Problem:
Give back the full listing, character for character, with no pictures.

* start Exercise data *

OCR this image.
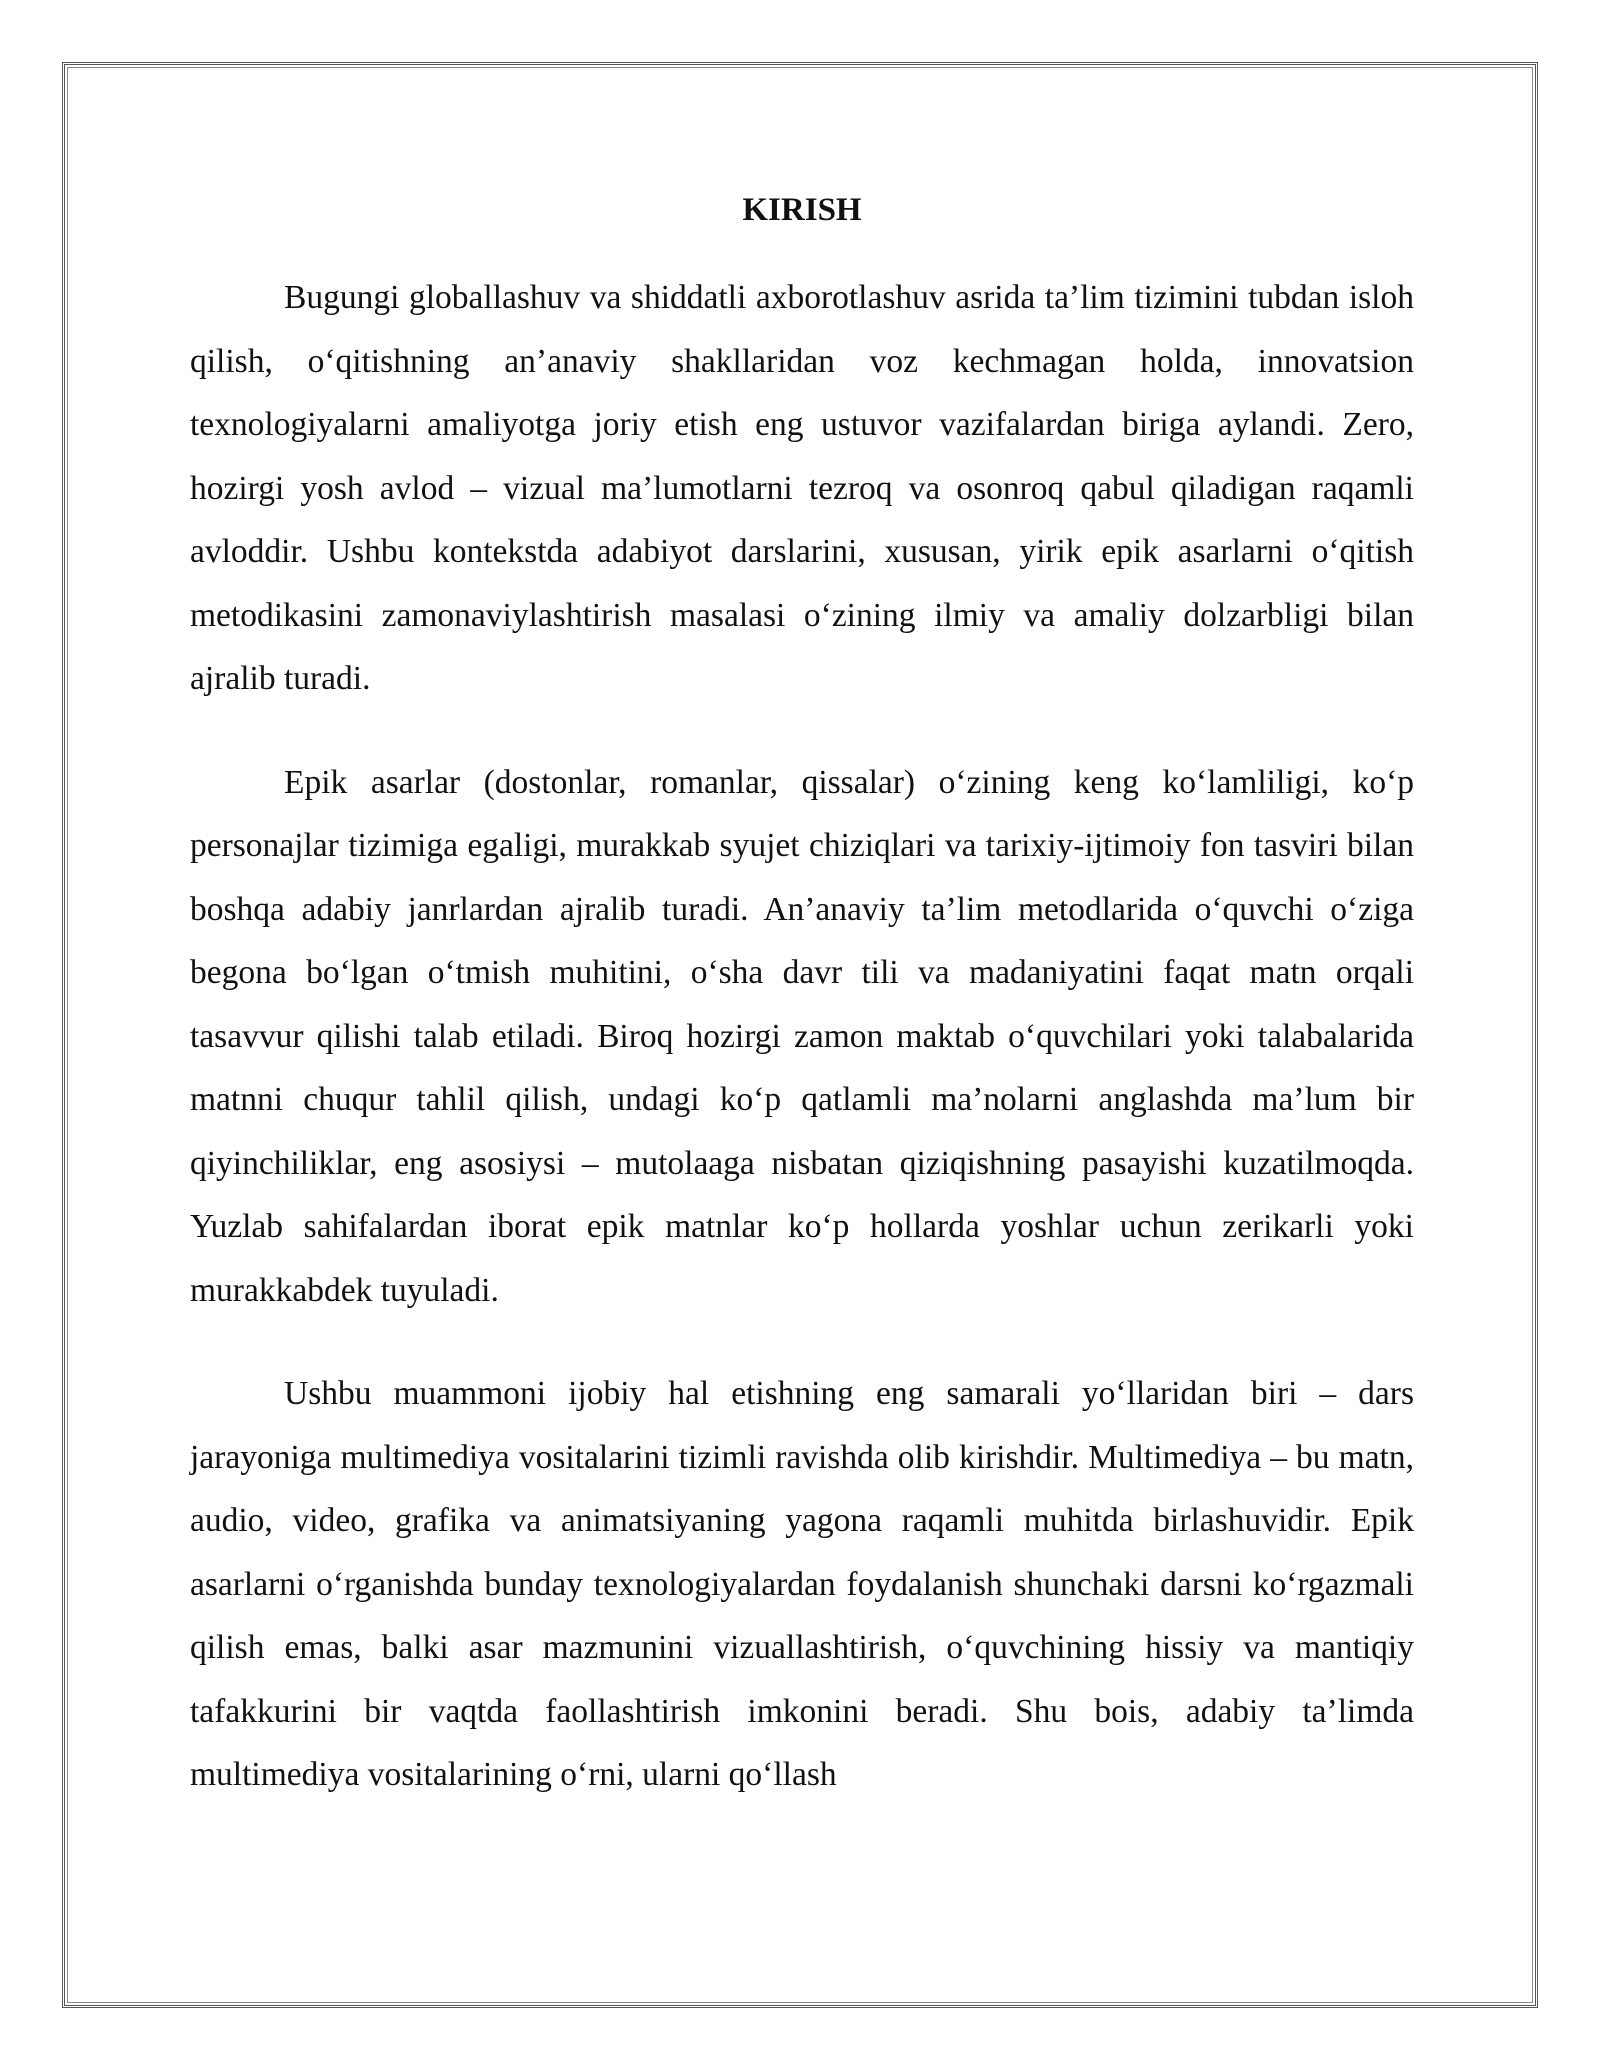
KIRISH

Bugungi globallashuv va shiddatli axborotlashuv asrida ta’lim tizimini tubdan isloh qilish, o‘qitishning an’anaviy shakllaridan voz kechmagan holda, innovatsion texnologiyalarni amaliyotga joriy etish eng ustuvor vazifalardan biriga aylandi. Zero, hozirgi yosh avlod – vizual ma’lumotlarni tezroq va osonroq qabul qiladigan raqamli avloddir. Ushbu kontekstda adabiyot darslarini, xususan, yirik epik asarlarni o‘qitish metodikasini zamonaviylashtirish masalasi o‘zining ilmiy va amaliy dolzarbligi bilan ajralib turadi.

Epik asarlar (dostonlar, romanlar, qissalar) o‘zining keng ko‘lamliligi, ko‘p personajlar tizimiga egaligi, murakkab syujet chiziqlari va tarixiy-ijtimoiy fon tasviri bilan boshqa adabiy janrlardan ajralib turadi. An’anaviy ta’lim metodlarida o‘quvchi o‘ziga begona bo‘lgan o‘tmish muhitini, o‘sha davr tili va madaniyatini faqat matn orqali tasavvur qilishi talab etiladi. Biroq hozirgi zamon maktab o‘quvchilari yoki talabalarida matnni chuqur tahlil qilish, undagi ko‘p qatlamli ma’nolarni anglashda ma’lum bir qiyinchiliklar, eng asosiysi – mutolaaga nisbatan qiziqishning pasayishi kuzatilmoqda. Yuzlab sahifalardan iborat epik matnlar ko‘p hollarda yoshlar uchun zerikarli yoki murakkabdek tuyuladi.

Ushbu muammoni ijobiy hal etishning eng samarali yo‘llaridan biri – dars jarayoniga multimediya vositalarini tizimli ravishda olib kirishdir. Multimediya – bu matn, audio, video, grafika va animatsiyaning yagona raqamli muhitda birlashuvidir. Epik asarlarni o‘rganishda bunday texnologiyalardan foydalanish shunchaki darsni ko‘rgazmali qilish emas, balki asar mazmunini vizuallashtirish, o‘quvchining hissiy va mantiqiy tafakkurini bir vaqtda faollashtirish imkonini beradi. Shu bois, adabiy ta’limda multimediya vositalarining o‘rni, ularni qo‘llash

* end Exercise data *

Answer for this exercise:
OCR this image.
KIRISH

Bugungi globallashuv va shiddatli axborotlashuv asrida ta’lim tizimini tubdan isloh qilish, o‘qitishning an’anaviy shakllaridan voz kechmagan holda, innovatsion texnologiyalarni amaliyotga joriy etish eng ustuvor vazifalardan biriga aylandi. Zero, hozirgi yosh avlod – vizual ma’lumotlarni tezroq va osonroq qabul qiladigan raqamli avloddir. Ushbu kontekstda adabiyot darslarini, xususan, yirik epik asarlarni o‘qitish metodikasini zamonaviylashtirish masalasi o‘zining ilmiy va amaliy dolzarbligi bilan ajralib turadi.

Epik asarlar (dostonlar, romanlar, qissalar) o‘zining keng ko‘lamliligi, ko‘p personajlar tizimiga egaligi, murakkab syujet chiziqlari va tarixiy-ijtimoiy fon tasviri bilan boshqa adabiy janrlardan ajralib turadi. An’anaviy ta’lim metodlarida o‘quvchi o‘ziga begona bo‘lgan o‘tmish muhitini, o‘sha davr tili va madaniyatini faqat matn orqali tasavvur qilishi talab etiladi. Biroq hozirgi zamon maktab o‘quvchilari yoki talabalarida matnni chuqur tahlil qilish, undagi ko‘p qatlamli ma’nolarni anglashda ma’lum bir qiyinchiliklar, eng asosiysi – mutolaaga nisbatan qiziqishning pasayishi kuzatilmoqda. Yuzlab sahifalardan iborat epik matnlar ko‘p hollarda yoshlar uchun zerikarli yoki murakkabdek tuyuladi.

Ushbu muammoni ijobiy hal etishning eng samarali yo‘llaridan biri – dars jarayoniga multimediya vositalarini tizimli ravishda olib kirishdir. Multimediya – bu matn, audio, video, grafika va animatsiyaning yagona raqamli muhitda birlashuvidir. Epik asarlarni o‘rganishda bunday texnologiyalardan foydalanish shunchaki darsni ko‘rgazmali qilish emas, balki asar mazmunini vizuallashtirish, o‘quvchining hissiy va mantiqiy tafakkurini bir vaqtda faollashtirish imkonini beradi. Shu bois, adabiy ta’limda multimediya vositalarining o‘rni, ularni qo‘llash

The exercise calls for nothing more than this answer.